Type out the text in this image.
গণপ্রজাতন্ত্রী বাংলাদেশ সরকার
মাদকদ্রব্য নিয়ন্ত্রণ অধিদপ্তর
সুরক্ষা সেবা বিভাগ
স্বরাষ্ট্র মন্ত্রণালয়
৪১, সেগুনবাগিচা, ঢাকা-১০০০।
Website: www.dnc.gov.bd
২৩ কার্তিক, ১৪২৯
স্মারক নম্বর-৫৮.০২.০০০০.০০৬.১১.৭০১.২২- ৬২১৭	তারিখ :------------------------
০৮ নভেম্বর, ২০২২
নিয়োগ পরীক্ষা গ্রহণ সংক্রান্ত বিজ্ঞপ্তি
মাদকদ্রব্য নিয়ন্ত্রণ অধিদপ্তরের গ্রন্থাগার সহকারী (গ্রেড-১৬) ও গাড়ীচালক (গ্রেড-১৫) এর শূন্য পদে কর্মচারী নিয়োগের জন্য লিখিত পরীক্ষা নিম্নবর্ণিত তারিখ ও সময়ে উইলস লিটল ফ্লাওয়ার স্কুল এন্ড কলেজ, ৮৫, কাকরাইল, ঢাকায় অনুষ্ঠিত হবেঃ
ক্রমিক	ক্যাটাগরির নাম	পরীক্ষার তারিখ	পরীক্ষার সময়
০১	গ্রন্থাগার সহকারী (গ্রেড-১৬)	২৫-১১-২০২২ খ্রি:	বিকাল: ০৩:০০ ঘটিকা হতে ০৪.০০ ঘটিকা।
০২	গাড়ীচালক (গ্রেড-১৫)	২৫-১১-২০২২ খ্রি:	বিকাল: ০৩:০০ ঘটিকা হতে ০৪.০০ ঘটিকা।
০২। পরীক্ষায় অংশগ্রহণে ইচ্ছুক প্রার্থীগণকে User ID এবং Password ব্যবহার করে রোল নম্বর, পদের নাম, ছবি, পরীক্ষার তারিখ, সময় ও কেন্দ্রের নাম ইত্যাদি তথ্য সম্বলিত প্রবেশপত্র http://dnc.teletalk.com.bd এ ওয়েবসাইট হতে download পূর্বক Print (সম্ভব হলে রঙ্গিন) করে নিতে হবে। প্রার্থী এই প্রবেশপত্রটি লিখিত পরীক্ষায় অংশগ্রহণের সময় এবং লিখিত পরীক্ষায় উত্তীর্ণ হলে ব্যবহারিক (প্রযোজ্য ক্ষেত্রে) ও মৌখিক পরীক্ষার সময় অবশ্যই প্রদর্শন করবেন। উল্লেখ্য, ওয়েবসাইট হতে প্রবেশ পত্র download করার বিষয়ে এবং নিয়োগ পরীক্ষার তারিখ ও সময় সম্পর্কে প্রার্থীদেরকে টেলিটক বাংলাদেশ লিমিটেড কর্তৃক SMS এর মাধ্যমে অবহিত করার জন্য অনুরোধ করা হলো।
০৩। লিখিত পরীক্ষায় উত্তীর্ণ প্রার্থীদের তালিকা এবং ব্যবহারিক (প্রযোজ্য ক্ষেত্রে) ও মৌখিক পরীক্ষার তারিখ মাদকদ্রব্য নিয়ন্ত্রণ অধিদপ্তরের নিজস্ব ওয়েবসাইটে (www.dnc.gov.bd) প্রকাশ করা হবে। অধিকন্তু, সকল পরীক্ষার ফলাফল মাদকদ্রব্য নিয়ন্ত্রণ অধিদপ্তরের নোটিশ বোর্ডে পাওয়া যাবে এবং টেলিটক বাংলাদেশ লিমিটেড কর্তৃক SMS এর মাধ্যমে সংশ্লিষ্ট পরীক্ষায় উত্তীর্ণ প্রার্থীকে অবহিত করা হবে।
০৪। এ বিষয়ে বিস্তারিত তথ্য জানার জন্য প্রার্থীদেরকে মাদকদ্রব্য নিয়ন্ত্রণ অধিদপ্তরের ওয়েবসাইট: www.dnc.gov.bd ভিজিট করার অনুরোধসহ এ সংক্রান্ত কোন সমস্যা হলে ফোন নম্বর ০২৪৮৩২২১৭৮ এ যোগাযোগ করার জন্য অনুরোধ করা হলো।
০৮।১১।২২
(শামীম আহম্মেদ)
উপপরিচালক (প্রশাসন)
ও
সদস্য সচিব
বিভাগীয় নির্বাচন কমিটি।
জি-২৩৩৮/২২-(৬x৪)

* REQUIREMENTS: Repeat the listing exactly, from its first line to its last.

* SOLUTION BELOW:
Type out the text in this image.
গণপ্রজাতন্ত্রী বাংলাদেশ সরকার
মাদকদ্রব্য নিয়ন্ত্রণ অধিদপ্তর
সুরক্ষা সেবা বিভাগ
স্বরাষ্ট্র মন্ত্রণালয়
৪১, সেগুনবাগিচা, ঢাকা-১০০০।
Website: www.dnc.gov.bd
২৩ কার্তিক, ১৪২৯
স্মারক নম্বর-৫৮.০২.০০০০.০০৬.১১.৭০১.২২- ৬২১৭	তারিখ :------------------------
০৮ নভেম্বর, ২০২২
নিয়োগ পরীক্ষা গ্রহণ সংক্রান্ত বিজ্ঞপ্তি
মাদকদ্রব্য নিয়ন্ত্রণ অধিদপ্তরের গ্রন্থাগার সহকারী (গ্রেড-১৬) ও গাড়ীচালক (গ্রেড-১৫) এর শূন্য পদে কর্মচারী নিয়োগের জন্য লিখিত পরীক্ষা নিম্নবর্ণিত তারিখ ও সময়ে উইলস লিটল ফ্লাওয়ার স্কুল এন্ড কলেজ, ৮৫, কাকরাইল, ঢাকায় অনুষ্ঠিত হবেঃ
ক্রমিক	ক্যাটাগরির নাম	পরীক্ষার তারিখ	পরীক্ষার সময়
০১	গ্রন্থাগার সহকারী (গ্রেড-১৬)	২৫-১১-২০২২ খ্রি:	বিকাল: ০৩:০০ ঘটিকা হতে ০৪.০০ ঘটিকা।
০২	গাড়ীচালক (গ্রেড-১৫)	২৫-১১-২০২২ খ্রি:	বিকাল: ০৩:০০ ঘটিকা হতে ০৪.০০ ঘটিকা।
০২। পরীক্ষায় অংশগ্রহণে ইচ্ছুক প্রার্থীগণকে User ID এবং Password ব্যবহার করে রোল নম্বর, পদের নাম, ছবি, পরীক্ষার তারিখ, সময় ও কেন্দ্রের নাম ইত্যাদি তথ্য সম্বলিত প্রবেশপত্র http://dnc.teletalk.com.bd এ ওয়েবসাইট হতে download পূর্বক Print (সম্ভব হলে রঙ্গিন) করে নিতে হবে। প্রার্থী এই প্রবেশপত্রটি লিখিত পরীক্ষায় অংশগ্রহণের সময় এবং লিখিত পরীক্ষায় উত্তীর্ণ হলে ব্যবহারিক (প্রযোজ্য ক্ষেত্রে) ও মৌখিক পরীক্ষার সময় অবশ্যই প্রদর্শন করবেন। উল্লেখ্য, ওয়েবসাইট হতে প্রবেশ পত্র download করার বিষয়ে এবং নিয়োগ পরীক্ষার তারিখ ও সময় সম্পর্কে প্রার্থীদেরকে টেলিটক বাংলাদেশ লিমিটেড কর্তৃক SMS এর মাধ্যমে অবহিত করার জন্য অনুরোধ করা হলো।
০৩। লিখিত পরীক্ষায় উত্তীর্ণ প্রার্থীদের তালিকা এবং ব্যবহারিক (প্রযোজ্য ক্ষেত্রে) ও মৌখিক পরীক্ষার তারিখ মাদকদ্রব্য নিয়ন্ত্রণ অধিদপ্তরের নিজস্ব ওয়েবসাইটে (www.dnc.gov.bd) প্রকাশ করা হবে। অধিকন্তু, সকল পরীক্ষার ফলাফল মাদকদ্রব্য নিয়ন্ত্রণ অধিদপ্তরের নোটিশ বোর্ডে পাওয়া যাবে এবং টেলিটক বাংলাদেশ লিমিটেড কর্তৃক SMS এর মাধ্যমে সংশ্লিষ্ট পরীক্ষায় উত্তীর্ণ প্রার্থীকে অবহিত করা হবে।
০৪। এ বিষয়ে বিস্তারিত তথ্য জানার জন্য প্রার্থীদেরকে মাদকদ্রব্য নিয়ন্ত্রণ অধিদপ্তরের ওয়েবসাইট: www.dnc.gov.bd ভিজিট করার অনুরোধসহ এ সংক্রান্ত কোন সমস্যা হলে ফোন নম্বর ০২৪৮৩২২১৭৮ এ যোগাযোগ করার জন্য অনুরোধ করা হলো।
০৮।১১।২২
(শামীম আহম্মেদ)
উপপরিচালক (প্রশাসন)
ও
সদস্য সচিব
বিভাগীয় নির্বাচন কমিটি।
জি-২৩৩৮/২২-(৬x৪)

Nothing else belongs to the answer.